Problem »
Go through the records and extract every line with the word "this".

Collected data entries:
____________

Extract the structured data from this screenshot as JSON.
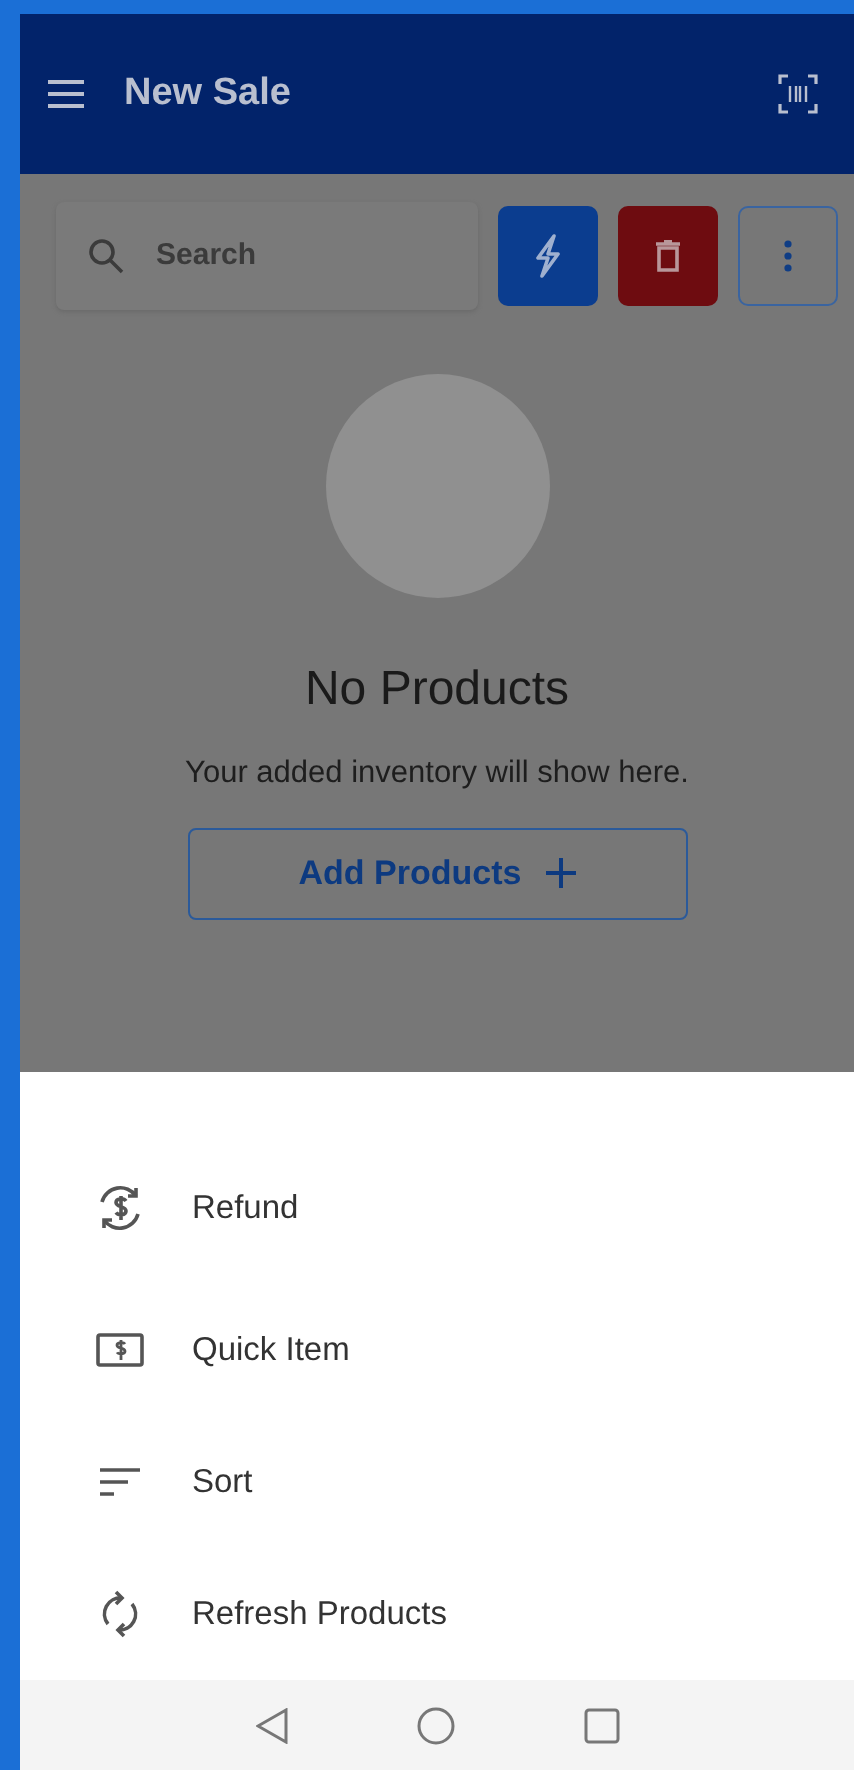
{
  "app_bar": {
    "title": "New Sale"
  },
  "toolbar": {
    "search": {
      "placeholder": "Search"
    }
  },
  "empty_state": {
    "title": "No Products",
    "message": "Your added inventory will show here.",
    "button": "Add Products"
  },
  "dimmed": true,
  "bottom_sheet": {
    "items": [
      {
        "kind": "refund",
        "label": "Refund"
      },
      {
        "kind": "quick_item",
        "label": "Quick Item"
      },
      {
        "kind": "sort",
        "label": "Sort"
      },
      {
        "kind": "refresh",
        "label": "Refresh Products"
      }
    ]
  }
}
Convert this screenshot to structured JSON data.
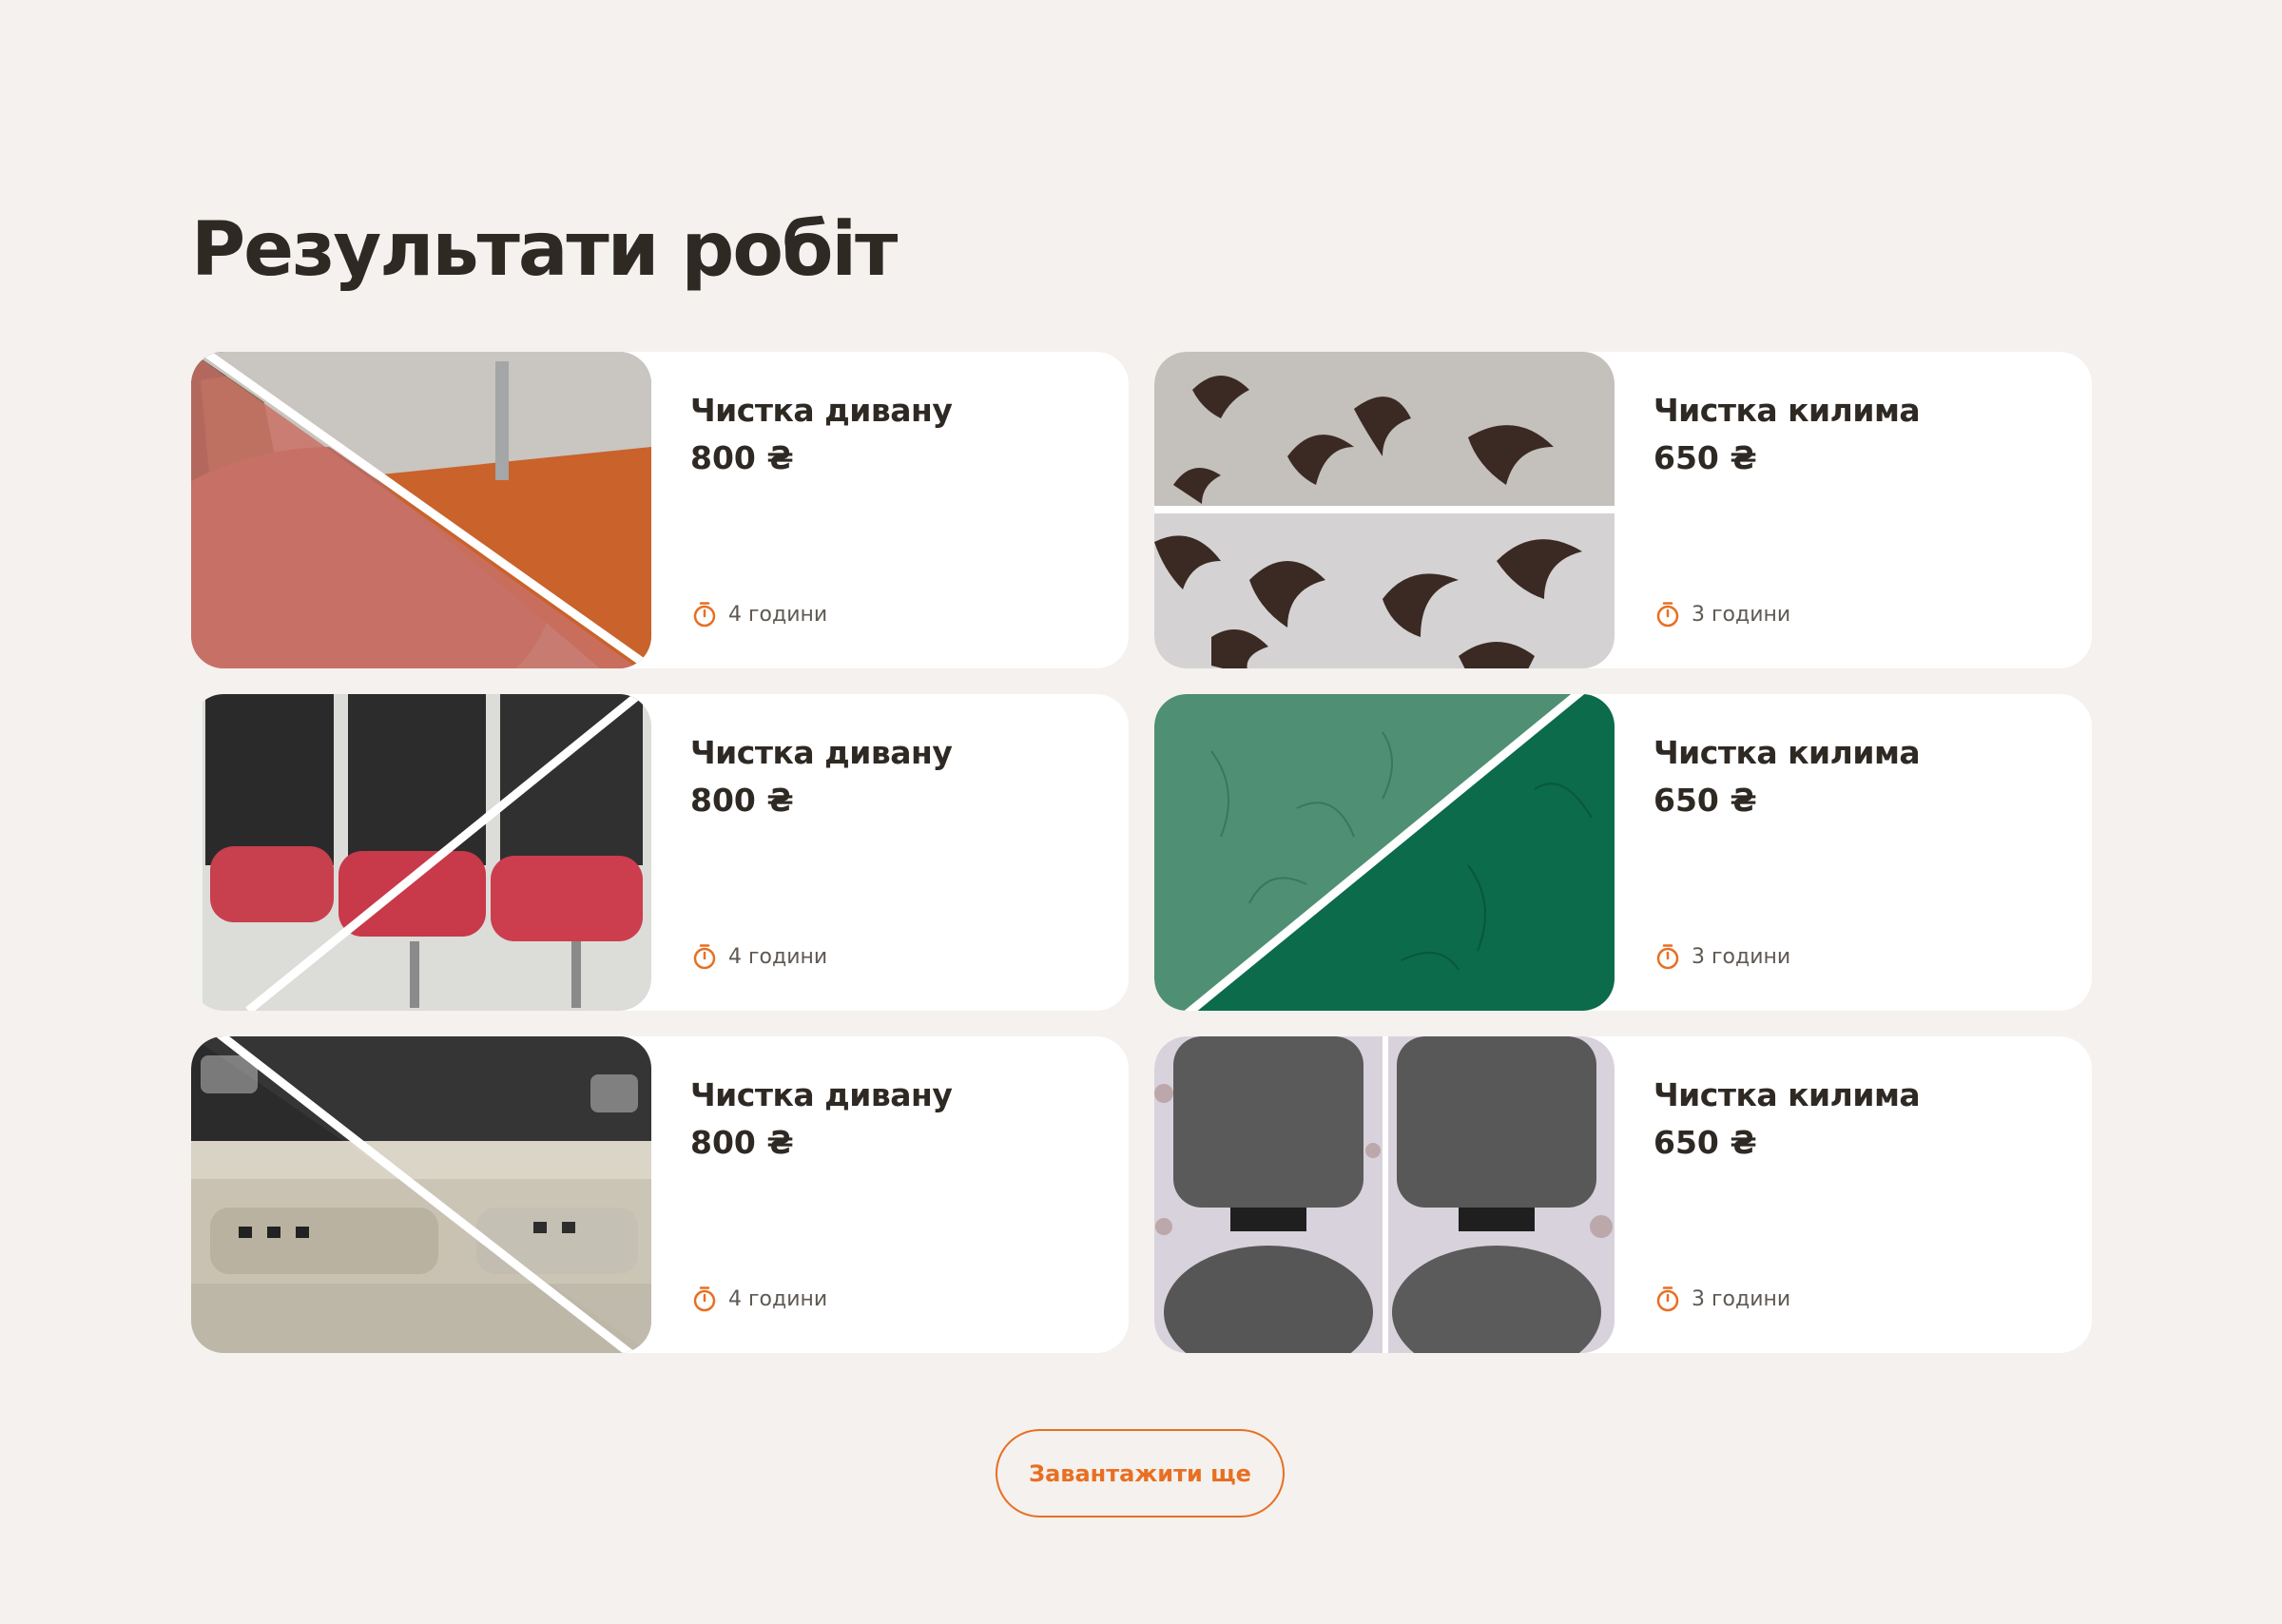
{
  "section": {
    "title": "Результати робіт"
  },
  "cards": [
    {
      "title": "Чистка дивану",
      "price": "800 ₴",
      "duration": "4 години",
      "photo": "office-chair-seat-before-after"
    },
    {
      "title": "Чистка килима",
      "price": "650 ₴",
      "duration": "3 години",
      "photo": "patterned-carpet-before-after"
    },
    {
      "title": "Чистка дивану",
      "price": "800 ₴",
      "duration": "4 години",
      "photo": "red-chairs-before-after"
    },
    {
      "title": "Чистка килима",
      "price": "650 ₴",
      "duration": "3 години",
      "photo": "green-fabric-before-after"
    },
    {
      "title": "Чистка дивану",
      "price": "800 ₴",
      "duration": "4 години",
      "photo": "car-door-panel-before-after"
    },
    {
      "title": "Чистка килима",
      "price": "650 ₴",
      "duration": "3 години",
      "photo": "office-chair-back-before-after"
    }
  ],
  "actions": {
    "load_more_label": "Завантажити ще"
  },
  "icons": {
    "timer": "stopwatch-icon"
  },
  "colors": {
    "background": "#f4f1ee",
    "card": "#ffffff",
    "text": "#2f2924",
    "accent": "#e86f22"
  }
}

____________

Task output »
Extract the structured data from this screenshot as JSON.
Convert this screenshot to structured JSON data.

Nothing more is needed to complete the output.